** START **

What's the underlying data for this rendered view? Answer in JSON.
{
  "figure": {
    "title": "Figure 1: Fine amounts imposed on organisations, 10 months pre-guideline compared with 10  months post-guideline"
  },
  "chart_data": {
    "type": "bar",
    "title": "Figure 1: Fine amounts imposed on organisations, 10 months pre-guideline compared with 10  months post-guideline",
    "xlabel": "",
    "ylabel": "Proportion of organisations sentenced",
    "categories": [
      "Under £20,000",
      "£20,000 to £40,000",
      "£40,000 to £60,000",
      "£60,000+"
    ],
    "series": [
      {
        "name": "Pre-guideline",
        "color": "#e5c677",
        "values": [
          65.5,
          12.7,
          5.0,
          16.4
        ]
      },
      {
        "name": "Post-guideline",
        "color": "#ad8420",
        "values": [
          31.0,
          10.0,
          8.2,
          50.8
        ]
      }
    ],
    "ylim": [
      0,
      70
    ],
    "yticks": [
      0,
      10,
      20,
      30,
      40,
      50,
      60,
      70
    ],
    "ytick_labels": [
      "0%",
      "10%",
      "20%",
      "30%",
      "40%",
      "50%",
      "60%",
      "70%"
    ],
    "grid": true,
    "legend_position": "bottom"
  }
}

** END **
** START **

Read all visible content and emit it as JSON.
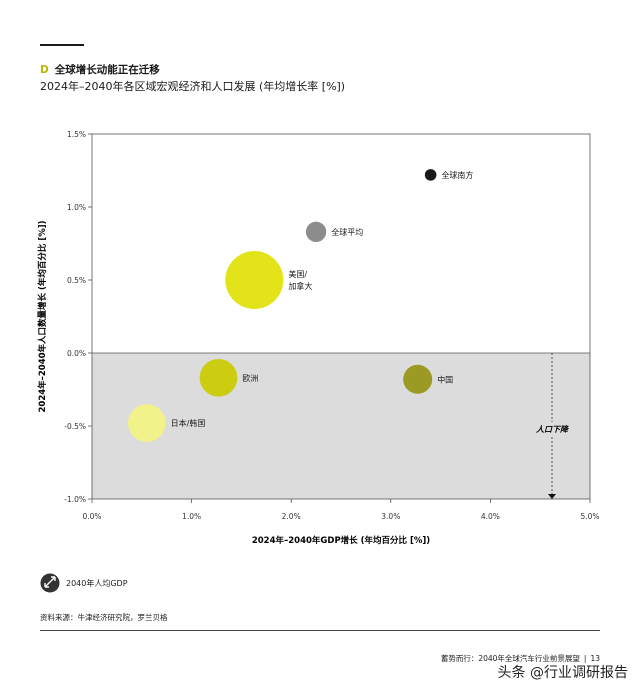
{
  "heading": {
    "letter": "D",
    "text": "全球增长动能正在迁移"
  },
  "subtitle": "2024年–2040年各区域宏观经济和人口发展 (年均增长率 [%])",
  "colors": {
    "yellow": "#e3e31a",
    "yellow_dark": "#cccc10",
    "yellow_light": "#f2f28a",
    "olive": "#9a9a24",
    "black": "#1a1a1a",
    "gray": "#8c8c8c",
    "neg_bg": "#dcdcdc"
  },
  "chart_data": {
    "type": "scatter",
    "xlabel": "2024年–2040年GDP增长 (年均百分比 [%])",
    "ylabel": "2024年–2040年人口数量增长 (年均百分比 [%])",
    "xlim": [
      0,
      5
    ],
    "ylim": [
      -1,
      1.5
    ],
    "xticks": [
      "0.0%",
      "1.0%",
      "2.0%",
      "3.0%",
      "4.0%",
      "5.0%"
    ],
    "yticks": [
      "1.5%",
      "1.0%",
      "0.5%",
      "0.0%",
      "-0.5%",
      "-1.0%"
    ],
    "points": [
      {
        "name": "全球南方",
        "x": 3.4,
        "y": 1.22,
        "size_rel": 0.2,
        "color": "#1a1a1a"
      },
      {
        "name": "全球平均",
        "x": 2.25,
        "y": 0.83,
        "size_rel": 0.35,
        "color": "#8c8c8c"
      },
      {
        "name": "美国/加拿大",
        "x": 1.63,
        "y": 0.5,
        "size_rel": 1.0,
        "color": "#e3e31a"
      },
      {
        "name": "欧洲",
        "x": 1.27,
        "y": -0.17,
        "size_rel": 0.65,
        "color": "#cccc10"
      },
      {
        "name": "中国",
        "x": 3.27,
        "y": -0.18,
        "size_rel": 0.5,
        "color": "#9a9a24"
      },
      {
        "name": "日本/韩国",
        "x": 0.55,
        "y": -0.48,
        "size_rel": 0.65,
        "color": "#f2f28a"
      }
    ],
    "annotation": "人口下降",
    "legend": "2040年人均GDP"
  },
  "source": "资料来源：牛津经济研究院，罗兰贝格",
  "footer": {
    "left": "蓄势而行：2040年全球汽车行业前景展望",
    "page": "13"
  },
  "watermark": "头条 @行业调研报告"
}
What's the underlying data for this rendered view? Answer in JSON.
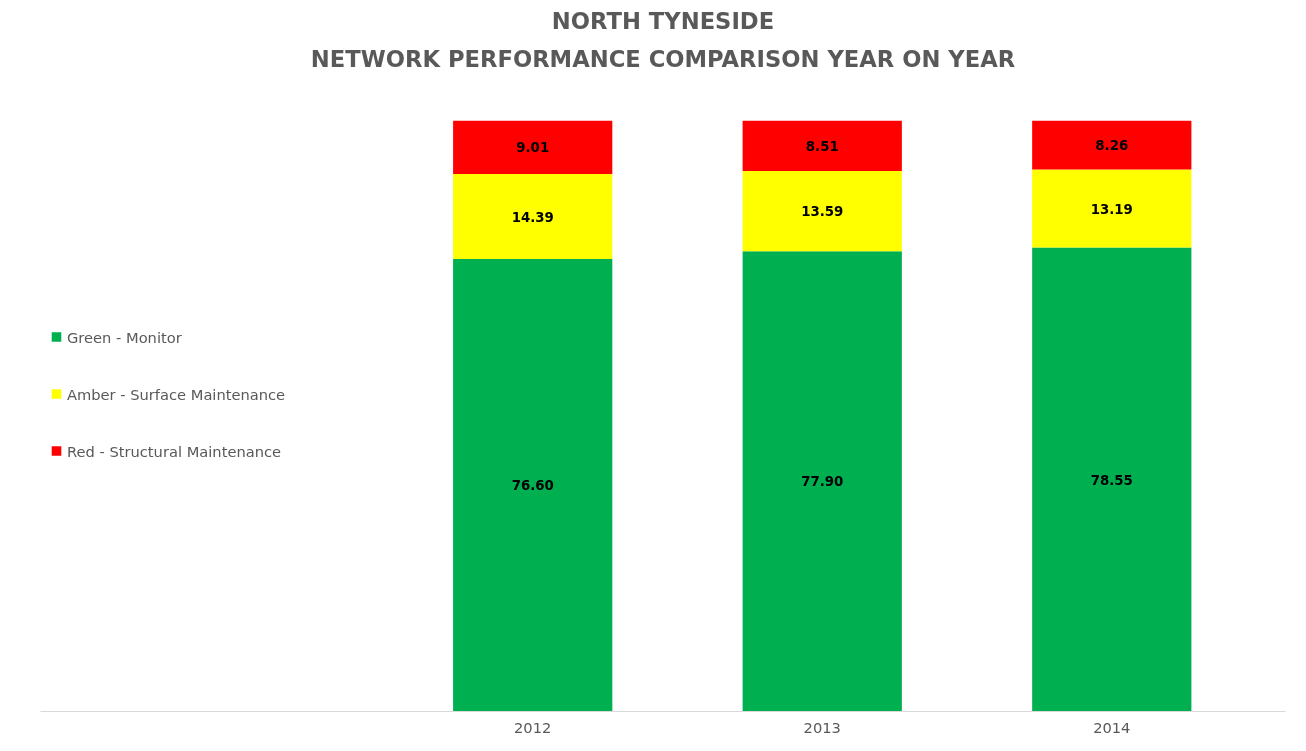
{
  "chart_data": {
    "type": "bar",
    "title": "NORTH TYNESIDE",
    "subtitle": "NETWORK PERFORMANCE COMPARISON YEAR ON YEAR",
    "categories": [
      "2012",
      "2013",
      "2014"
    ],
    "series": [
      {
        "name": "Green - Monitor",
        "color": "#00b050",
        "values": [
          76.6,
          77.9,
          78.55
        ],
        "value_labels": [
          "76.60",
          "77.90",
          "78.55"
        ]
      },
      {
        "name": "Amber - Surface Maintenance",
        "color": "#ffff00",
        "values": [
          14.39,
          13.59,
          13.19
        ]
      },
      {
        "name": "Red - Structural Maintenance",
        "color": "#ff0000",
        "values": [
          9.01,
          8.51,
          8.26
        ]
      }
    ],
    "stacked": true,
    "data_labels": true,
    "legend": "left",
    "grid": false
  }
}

** END **
** START **

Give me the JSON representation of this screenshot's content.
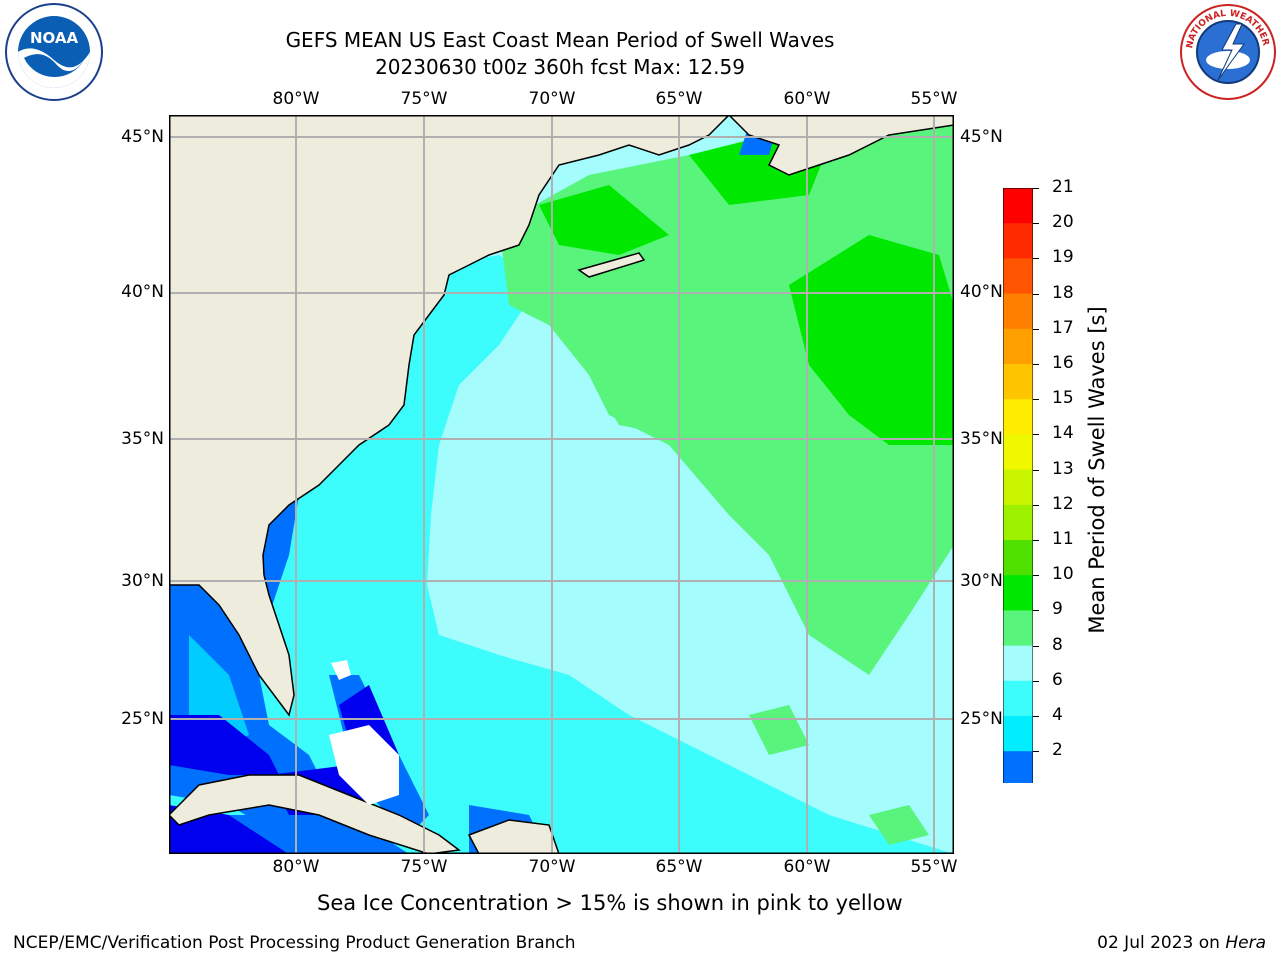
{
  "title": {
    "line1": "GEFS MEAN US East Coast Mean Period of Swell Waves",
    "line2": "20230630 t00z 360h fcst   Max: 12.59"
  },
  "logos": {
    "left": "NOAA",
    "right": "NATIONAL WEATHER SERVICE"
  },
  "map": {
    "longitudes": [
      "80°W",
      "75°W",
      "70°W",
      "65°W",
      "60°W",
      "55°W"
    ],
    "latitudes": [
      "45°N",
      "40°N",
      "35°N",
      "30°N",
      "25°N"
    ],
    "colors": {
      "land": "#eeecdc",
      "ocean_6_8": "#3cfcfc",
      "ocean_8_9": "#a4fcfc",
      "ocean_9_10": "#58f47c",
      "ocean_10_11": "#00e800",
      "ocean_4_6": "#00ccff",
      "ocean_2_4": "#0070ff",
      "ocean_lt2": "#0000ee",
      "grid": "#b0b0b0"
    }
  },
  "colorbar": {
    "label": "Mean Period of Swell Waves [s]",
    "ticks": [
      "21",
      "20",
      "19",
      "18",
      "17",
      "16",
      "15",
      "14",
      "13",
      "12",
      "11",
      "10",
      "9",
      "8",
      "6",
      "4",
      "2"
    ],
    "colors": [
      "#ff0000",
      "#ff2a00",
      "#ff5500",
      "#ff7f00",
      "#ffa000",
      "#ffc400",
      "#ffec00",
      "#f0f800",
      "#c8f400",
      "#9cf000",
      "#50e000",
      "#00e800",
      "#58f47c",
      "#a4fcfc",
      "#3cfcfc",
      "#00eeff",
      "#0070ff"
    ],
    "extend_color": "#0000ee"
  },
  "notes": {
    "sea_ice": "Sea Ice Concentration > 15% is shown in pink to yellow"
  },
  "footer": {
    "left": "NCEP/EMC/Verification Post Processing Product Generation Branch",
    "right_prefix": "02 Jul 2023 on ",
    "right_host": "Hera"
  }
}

** END **

**WHAT THE TASK REQUIRES**
Count each line of the entries that holds the word "compared", then state the total and nothing more.

**EXERCISE ANSWER**
2